-- START EXERCISE MATERIAL --

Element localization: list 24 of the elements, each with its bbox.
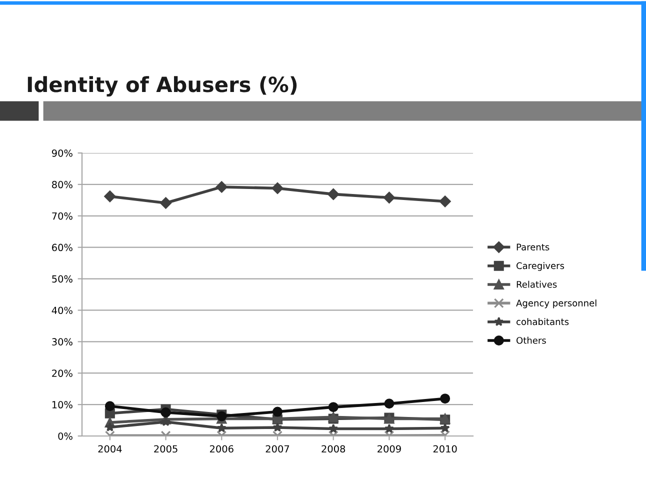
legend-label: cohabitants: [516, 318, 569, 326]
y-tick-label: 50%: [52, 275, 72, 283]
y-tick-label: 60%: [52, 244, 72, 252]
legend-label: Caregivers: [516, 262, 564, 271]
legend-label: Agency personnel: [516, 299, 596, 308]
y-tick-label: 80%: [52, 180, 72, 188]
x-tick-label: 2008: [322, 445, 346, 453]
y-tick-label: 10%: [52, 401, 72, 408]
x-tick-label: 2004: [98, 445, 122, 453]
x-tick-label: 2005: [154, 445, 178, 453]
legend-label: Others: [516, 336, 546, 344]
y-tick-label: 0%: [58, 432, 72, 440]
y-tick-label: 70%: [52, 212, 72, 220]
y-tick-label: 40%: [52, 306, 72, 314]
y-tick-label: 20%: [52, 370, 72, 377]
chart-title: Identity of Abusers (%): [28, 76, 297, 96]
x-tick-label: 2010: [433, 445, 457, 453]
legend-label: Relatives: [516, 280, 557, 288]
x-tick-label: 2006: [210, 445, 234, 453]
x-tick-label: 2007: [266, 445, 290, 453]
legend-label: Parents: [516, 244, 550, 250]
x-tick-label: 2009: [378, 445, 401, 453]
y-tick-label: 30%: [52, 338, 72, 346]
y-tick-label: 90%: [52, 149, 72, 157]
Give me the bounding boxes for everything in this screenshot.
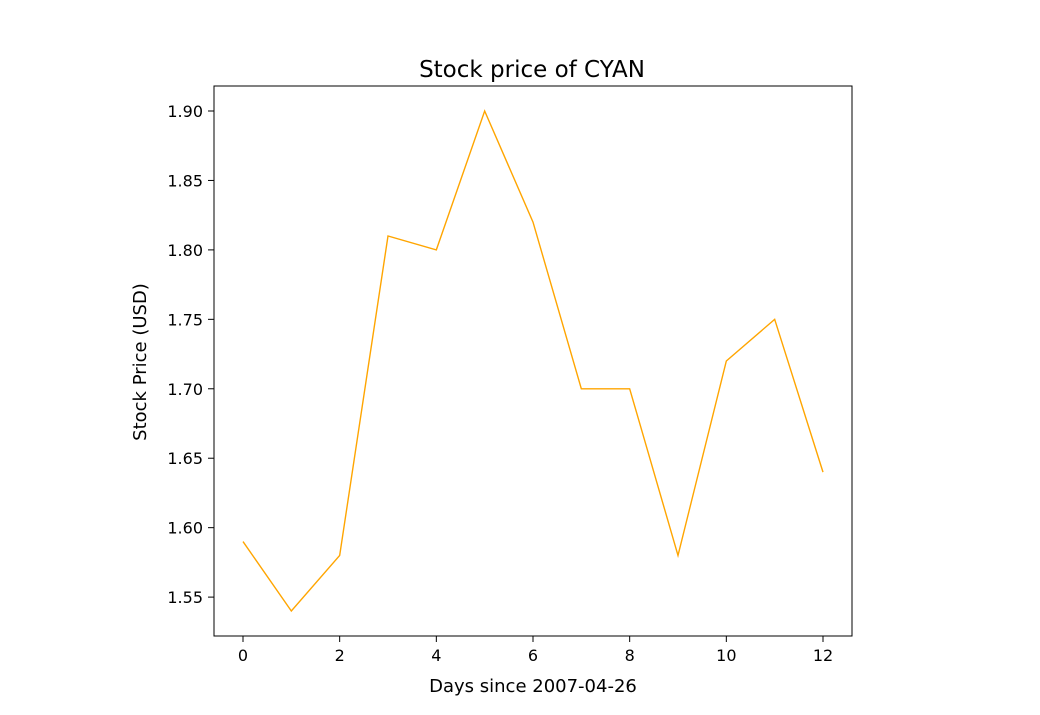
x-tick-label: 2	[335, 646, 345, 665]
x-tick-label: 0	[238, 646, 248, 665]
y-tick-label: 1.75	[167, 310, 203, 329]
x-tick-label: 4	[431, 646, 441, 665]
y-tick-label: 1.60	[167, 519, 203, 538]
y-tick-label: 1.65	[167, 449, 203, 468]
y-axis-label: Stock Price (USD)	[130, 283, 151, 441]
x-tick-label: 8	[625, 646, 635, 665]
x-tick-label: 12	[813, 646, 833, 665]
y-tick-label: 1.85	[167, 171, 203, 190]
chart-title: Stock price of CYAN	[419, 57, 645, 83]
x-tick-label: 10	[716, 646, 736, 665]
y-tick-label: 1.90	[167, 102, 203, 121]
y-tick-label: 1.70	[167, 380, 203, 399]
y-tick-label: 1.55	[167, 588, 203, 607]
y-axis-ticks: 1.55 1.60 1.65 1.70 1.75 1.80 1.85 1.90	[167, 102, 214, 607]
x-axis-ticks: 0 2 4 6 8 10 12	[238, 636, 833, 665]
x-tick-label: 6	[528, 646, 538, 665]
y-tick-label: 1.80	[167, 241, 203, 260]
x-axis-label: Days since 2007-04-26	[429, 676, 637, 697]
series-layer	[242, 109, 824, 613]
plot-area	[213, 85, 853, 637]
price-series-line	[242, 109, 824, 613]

-- END EXERCISE MATERIAL --

*WRITTEN REQUEST:* Print every line of the records above without any change, leaving out the pictures.

*SOLUTION:*
Element localization: list 24 of the elements, each with its bbox.
legend-label: cohabitants: [516, 318, 569, 326]
y-tick-label: 50%: [52, 275, 72, 283]
y-tick-label: 60%: [52, 244, 72, 252]
legend-label: Caregivers: [516, 262, 564, 271]
legend-label: Agency personnel: [516, 299, 596, 308]
y-tick-label: 80%: [52, 180, 72, 188]
x-tick-label: 2008: [322, 445, 346, 453]
y-tick-label: 10%: [52, 401, 72, 408]
x-tick-label: 2004: [98, 445, 122, 453]
x-tick-label: 2005: [154, 445, 178, 453]
legend-label: Others: [516, 336, 546, 344]
y-tick-label: 0%: [58, 432, 72, 440]
y-tick-label: 70%: [52, 212, 72, 220]
y-tick-label: 40%: [52, 306, 72, 314]
y-tick-label: 20%: [52, 370, 72, 377]
chart-title: Identity of Abusers (%): [28, 76, 297, 96]
x-tick-label: 2010: [433, 445, 457, 453]
legend-label: Relatives: [516, 280, 557, 288]
x-tick-label: 2006: [210, 445, 234, 453]
x-tick-label: 2007: [266, 445, 290, 453]
legend-label: Parents: [516, 244, 550, 250]
x-tick-label: 2009: [378, 445, 401, 453]
y-tick-label: 30%: [52, 338, 72, 346]
y-tick-label: 90%: [52, 149, 72, 157]
Give me the bounding boxes for everything in this screenshot.
x-tick-label: 2	[335, 646, 345, 665]
x-tick-label: 0	[238, 646, 248, 665]
y-tick-label: 1.75	[167, 310, 203, 329]
x-tick-label: 4	[431, 646, 441, 665]
y-tick-label: 1.60	[167, 519, 203, 538]
y-tick-label: 1.65	[167, 449, 203, 468]
y-axis-label: Stock Price (USD)	[130, 283, 151, 441]
x-tick-label: 8	[625, 646, 635, 665]
x-tick-label: 12	[813, 646, 833, 665]
y-tick-label: 1.85	[167, 171, 203, 190]
chart-title: Stock price of CYAN	[419, 57, 645, 83]
x-tick-label: 10	[716, 646, 736, 665]
y-tick-label: 1.90	[167, 102, 203, 121]
y-tick-label: 1.70	[167, 380, 203, 399]
y-tick-label: 1.55	[167, 588, 203, 607]
y-axis-ticks: 1.55 1.60 1.65 1.70 1.75 1.80 1.85 1.90	[167, 102, 214, 607]
x-axis-ticks: 0 2 4 6 8 10 12	[238, 636, 833, 665]
x-tick-label: 6	[528, 646, 538, 665]
y-tick-label: 1.80	[167, 241, 203, 260]
x-axis-label: Days since 2007-04-26	[429, 676, 637, 697]
series-layer	[242, 109, 824, 613]
plot-area	[213, 85, 853, 637]
price-series-line	[242, 109, 824, 613]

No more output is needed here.